## Aim of the exercise
Your answer should be a single number: the count of lines holding the word "this".

===============

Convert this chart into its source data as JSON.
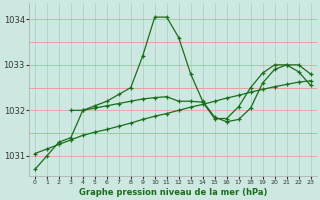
{
  "line1": {
    "x": [
      0,
      1,
      2,
      3,
      4,
      5,
      6,
      7,
      8,
      9,
      10,
      11,
      12,
      13,
      14,
      15,
      16,
      17,
      18,
      19,
      20,
      21,
      22,
      23
    ],
    "y": [
      1030.7,
      1031.0,
      1031.3,
      1031.4,
      1032.0,
      1032.1,
      1032.2,
      1032.35,
      1032.5,
      1033.2,
      1034.05,
      1034.05,
      1033.6,
      1032.8,
      1032.2,
      1031.85,
      1031.75,
      1031.8,
      1032.05,
      1032.6,
      1032.9,
      1033.0,
      1033.0,
      1032.8
    ]
  },
  "line2": {
    "x": [
      0,
      1,
      2,
      3,
      4,
      5,
      6,
      7,
      8,
      9,
      10,
      11,
      12,
      13,
      14,
      15,
      16,
      17,
      18,
      19,
      20,
      21,
      22,
      23
    ],
    "y": [
      1031.05,
      1031.15,
      1031.25,
      1031.35,
      1031.45,
      1031.52,
      1031.58,
      1031.65,
      1031.72,
      1031.8,
      1031.87,
      1031.93,
      1032.0,
      1032.07,
      1032.13,
      1032.2,
      1032.27,
      1032.33,
      1032.4,
      1032.46,
      1032.52,
      1032.57,
      1032.62,
      1032.65
    ]
  },
  "line3": {
    "x": [
      3,
      4,
      5,
      6,
      7,
      8,
      9,
      10,
      11,
      12,
      13,
      14,
      15,
      16,
      17,
      18,
      19,
      20,
      21,
      22,
      23
    ],
    "y": [
      1032.0,
      1032.0,
      1032.05,
      1032.1,
      1032.15,
      1032.2,
      1032.25,
      1032.28,
      1032.3,
      1032.2,
      1032.2,
      1032.18,
      1031.82,
      1031.82,
      1032.08,
      1032.5,
      1032.82,
      1033.0,
      1033.0,
      1032.85,
      1032.55
    ]
  },
  "line_color": "#1a6e1a",
  "bg_color": "#cce8e0",
  "grid_color_v": "#aad4c8",
  "grid_color_h": "#f0a0a0",
  "ylabel_ticks": [
    1031,
    1032,
    1033,
    1034
  ],
  "xlabel_ticks": [
    0,
    1,
    2,
    3,
    4,
    5,
    6,
    7,
    8,
    9,
    10,
    11,
    12,
    13,
    14,
    15,
    16,
    17,
    18,
    19,
    20,
    21,
    22,
    23
  ],
  "ylim": [
    1030.55,
    1034.35
  ],
  "xlim": [
    -0.5,
    23.5
  ],
  "xlabel": "Graphe pression niveau de la mer (hPa)",
  "marker": "+"
}
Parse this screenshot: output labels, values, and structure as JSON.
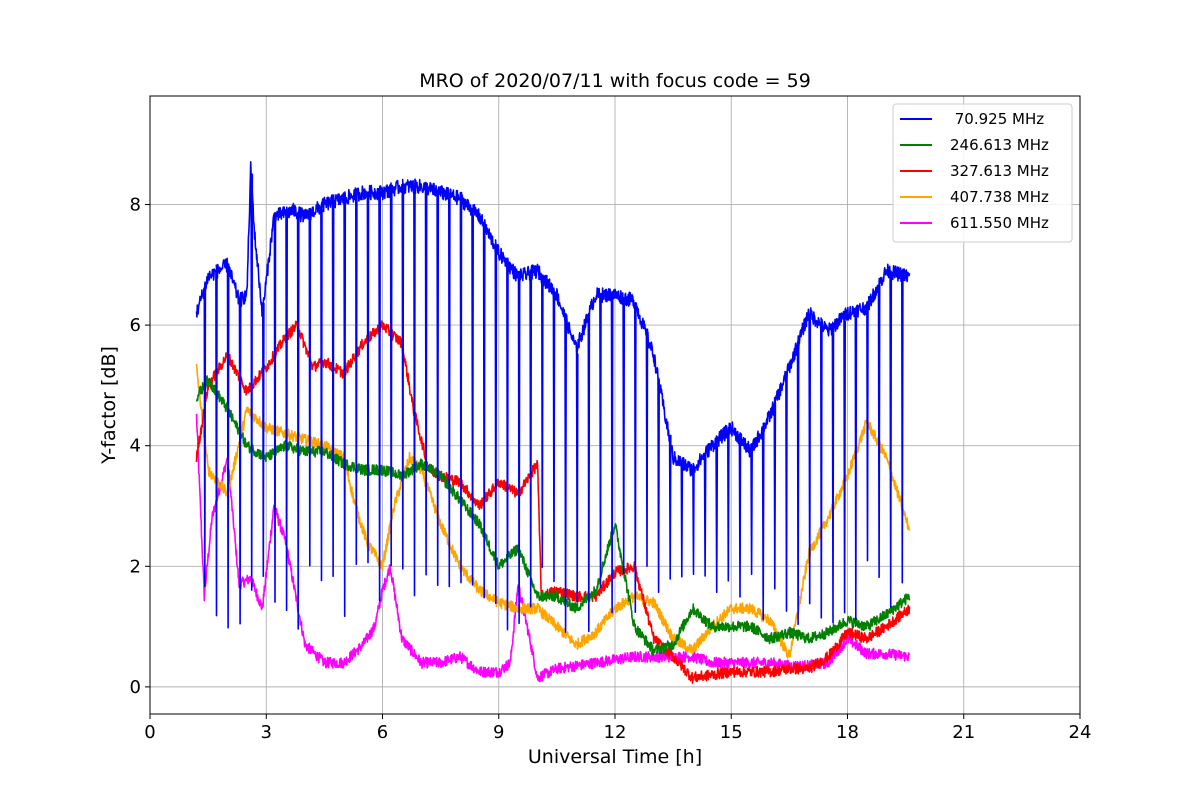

===============

## Written answer
2